▸ **Task objective**
Below are records; count the lines in them that hold "content" and give only the count.

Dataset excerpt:
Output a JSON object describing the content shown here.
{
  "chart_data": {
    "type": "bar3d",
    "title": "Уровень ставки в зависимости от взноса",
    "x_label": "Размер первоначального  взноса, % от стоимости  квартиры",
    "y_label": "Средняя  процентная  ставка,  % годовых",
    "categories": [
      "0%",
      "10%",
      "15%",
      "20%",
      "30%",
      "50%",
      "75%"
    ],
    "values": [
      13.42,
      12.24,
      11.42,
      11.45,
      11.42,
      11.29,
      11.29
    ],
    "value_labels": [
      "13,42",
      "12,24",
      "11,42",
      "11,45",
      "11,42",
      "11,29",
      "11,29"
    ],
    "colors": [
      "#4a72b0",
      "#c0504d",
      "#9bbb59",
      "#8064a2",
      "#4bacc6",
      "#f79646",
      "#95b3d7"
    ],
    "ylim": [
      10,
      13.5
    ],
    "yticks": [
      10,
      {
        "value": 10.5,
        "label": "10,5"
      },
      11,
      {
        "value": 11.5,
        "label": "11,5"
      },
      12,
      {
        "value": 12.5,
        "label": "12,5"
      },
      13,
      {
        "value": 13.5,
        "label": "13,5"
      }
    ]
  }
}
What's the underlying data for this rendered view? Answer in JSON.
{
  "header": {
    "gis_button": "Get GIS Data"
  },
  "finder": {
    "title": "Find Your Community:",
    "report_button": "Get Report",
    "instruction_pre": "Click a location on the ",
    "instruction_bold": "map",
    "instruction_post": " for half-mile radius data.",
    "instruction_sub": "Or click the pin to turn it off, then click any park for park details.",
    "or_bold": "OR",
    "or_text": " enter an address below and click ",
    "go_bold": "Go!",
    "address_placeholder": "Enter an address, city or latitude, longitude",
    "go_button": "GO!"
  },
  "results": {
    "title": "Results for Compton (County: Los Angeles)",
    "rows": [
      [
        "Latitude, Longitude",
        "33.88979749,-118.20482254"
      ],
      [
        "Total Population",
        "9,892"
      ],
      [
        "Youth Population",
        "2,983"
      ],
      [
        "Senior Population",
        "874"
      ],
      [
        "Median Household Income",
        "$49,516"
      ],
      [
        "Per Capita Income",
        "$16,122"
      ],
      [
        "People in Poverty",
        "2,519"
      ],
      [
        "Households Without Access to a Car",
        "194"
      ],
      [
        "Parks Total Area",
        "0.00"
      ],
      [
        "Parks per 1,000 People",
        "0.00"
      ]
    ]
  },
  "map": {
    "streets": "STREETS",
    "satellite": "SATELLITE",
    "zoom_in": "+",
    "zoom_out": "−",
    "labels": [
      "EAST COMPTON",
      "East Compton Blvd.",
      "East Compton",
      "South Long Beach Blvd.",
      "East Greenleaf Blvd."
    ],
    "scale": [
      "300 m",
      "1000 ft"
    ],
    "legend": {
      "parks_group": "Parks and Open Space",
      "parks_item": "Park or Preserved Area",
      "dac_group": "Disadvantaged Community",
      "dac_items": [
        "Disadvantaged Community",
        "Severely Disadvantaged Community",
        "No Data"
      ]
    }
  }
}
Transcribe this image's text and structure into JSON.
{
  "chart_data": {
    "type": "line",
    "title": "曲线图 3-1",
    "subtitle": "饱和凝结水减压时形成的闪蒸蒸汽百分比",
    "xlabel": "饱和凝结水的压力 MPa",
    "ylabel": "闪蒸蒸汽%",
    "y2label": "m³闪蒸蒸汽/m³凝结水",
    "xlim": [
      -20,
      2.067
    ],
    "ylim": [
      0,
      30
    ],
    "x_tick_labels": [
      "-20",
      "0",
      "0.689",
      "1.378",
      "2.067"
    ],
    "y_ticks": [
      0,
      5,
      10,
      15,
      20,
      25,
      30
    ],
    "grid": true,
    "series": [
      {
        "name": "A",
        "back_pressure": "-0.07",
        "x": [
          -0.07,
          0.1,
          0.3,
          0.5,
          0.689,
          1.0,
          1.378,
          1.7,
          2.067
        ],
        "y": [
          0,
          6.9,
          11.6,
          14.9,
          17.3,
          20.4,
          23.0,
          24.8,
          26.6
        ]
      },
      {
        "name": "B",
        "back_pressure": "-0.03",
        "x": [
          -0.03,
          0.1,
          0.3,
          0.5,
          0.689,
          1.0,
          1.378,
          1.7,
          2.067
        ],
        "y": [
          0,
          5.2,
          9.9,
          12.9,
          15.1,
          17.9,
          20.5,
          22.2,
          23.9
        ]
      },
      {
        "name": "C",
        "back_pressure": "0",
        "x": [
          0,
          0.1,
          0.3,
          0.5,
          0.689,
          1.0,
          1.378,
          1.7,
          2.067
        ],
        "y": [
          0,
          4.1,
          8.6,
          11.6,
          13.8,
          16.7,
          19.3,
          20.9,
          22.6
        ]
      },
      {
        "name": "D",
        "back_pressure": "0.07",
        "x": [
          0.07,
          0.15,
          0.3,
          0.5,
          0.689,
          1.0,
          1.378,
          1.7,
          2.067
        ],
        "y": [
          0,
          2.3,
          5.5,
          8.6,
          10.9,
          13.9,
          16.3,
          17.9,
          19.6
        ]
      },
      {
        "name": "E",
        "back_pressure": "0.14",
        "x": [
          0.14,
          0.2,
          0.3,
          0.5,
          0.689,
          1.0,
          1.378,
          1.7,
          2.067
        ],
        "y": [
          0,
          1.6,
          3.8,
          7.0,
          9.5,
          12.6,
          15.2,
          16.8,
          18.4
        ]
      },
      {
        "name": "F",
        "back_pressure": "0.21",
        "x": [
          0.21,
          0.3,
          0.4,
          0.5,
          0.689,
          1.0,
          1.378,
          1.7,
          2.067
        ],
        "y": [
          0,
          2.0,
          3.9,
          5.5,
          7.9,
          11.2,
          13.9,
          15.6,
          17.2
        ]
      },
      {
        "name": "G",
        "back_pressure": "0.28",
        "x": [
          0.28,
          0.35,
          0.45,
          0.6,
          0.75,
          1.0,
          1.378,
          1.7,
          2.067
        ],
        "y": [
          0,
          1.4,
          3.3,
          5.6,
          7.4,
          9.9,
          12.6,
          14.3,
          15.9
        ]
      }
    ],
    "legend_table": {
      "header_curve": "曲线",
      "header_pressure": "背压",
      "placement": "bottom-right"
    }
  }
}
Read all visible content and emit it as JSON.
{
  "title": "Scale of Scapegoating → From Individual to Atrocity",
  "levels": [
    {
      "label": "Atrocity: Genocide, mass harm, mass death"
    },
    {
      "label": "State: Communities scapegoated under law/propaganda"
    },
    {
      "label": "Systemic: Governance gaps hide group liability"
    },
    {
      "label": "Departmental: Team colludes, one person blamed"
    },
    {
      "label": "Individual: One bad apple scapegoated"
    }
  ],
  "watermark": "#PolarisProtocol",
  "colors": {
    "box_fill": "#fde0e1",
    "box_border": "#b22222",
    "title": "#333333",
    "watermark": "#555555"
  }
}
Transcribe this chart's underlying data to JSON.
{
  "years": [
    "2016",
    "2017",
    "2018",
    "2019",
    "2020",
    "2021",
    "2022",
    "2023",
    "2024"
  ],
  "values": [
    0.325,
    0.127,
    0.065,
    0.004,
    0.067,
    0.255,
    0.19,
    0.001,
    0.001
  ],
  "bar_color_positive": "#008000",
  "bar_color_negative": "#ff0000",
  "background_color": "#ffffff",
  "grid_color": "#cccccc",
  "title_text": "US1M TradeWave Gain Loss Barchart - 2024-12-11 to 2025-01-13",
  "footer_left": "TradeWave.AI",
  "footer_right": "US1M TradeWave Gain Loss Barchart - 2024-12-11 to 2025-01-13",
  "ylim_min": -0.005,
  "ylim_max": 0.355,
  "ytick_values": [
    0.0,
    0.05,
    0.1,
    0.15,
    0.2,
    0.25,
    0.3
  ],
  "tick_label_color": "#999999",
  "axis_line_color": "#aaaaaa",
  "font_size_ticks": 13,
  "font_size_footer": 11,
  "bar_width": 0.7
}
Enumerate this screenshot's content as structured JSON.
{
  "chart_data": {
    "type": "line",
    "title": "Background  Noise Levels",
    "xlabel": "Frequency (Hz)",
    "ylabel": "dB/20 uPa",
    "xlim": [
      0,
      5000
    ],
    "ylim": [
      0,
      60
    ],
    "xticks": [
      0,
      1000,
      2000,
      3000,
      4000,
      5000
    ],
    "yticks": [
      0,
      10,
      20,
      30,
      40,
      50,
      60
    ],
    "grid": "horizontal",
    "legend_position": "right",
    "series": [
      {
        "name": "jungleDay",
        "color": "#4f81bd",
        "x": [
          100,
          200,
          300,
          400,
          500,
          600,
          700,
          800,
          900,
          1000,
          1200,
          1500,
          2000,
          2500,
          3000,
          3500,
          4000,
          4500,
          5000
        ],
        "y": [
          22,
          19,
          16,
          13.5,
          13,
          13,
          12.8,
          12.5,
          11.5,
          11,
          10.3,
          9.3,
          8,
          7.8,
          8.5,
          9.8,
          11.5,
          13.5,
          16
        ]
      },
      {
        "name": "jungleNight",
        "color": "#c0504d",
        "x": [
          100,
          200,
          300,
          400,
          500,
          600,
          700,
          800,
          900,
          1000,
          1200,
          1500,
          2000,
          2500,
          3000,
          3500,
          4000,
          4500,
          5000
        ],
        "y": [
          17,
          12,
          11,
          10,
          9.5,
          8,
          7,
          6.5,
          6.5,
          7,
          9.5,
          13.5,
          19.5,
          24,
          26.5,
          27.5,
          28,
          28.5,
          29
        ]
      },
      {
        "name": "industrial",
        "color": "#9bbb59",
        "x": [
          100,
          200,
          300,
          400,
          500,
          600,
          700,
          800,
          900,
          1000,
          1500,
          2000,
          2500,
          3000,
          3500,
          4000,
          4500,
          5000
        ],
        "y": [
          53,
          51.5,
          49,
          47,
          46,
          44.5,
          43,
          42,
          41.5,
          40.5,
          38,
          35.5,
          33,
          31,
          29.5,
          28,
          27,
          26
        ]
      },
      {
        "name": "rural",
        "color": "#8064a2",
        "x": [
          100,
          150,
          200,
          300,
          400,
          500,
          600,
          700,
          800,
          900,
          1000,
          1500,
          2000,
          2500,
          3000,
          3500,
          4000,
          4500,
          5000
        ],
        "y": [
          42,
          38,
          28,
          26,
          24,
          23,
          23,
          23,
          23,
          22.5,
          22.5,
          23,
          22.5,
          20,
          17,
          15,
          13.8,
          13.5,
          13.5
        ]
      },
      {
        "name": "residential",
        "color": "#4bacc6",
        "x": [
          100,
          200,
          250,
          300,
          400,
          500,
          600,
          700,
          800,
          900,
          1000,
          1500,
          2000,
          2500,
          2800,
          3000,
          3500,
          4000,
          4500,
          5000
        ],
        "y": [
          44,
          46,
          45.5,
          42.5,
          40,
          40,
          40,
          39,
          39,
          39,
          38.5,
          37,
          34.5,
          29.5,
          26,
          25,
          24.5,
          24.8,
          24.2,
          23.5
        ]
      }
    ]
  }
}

▸ **Answer to this problem**
3